[START OF EXTRACTED ENTRIES]

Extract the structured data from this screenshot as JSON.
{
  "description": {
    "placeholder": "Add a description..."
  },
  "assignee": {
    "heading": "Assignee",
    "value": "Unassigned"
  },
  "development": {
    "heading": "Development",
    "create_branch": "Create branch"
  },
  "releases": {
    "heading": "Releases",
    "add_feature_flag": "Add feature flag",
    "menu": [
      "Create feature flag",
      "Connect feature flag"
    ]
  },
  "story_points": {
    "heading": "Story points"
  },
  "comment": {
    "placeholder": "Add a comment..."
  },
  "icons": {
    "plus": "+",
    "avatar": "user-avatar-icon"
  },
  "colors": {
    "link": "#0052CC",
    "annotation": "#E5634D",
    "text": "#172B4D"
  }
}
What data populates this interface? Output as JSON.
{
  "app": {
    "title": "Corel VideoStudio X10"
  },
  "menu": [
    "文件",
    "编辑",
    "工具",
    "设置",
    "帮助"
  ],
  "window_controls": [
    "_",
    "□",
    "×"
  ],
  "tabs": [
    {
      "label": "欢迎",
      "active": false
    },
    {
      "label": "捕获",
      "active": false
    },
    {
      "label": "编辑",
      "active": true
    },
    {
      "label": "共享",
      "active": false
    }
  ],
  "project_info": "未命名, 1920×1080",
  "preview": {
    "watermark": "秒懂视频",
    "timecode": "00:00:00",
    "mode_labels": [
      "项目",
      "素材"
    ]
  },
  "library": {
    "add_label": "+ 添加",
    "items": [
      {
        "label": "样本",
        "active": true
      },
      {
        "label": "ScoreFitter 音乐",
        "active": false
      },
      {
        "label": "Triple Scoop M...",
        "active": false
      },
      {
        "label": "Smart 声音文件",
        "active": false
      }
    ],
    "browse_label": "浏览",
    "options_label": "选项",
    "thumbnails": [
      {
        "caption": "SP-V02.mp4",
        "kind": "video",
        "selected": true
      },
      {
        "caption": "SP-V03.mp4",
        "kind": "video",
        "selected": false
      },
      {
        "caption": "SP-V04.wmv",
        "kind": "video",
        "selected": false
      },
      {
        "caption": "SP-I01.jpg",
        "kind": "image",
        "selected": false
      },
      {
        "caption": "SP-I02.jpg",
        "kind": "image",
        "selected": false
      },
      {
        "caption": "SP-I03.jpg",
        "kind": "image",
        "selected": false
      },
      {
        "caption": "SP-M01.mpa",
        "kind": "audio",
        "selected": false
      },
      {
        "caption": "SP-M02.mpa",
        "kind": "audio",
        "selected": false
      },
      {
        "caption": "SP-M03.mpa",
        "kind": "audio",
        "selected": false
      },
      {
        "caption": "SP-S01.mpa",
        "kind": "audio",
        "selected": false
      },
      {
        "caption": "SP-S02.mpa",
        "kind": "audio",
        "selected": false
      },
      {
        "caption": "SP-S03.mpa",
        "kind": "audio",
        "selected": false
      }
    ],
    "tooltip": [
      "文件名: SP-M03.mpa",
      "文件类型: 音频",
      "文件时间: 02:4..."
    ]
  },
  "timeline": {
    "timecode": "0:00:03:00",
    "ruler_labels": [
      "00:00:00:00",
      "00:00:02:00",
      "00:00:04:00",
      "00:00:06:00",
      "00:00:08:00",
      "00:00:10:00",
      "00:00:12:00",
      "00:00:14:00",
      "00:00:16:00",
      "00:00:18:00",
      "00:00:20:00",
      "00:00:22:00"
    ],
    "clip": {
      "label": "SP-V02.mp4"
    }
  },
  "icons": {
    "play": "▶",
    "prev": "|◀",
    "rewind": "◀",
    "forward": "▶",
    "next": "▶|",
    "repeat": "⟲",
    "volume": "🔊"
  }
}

[END OF EXTRACTED ENTRIES]

PROBLEM TO WORK ON —
Using the listing, say how many lines include the word "true", and add nothing else.

EXPECTED ANSWER —
3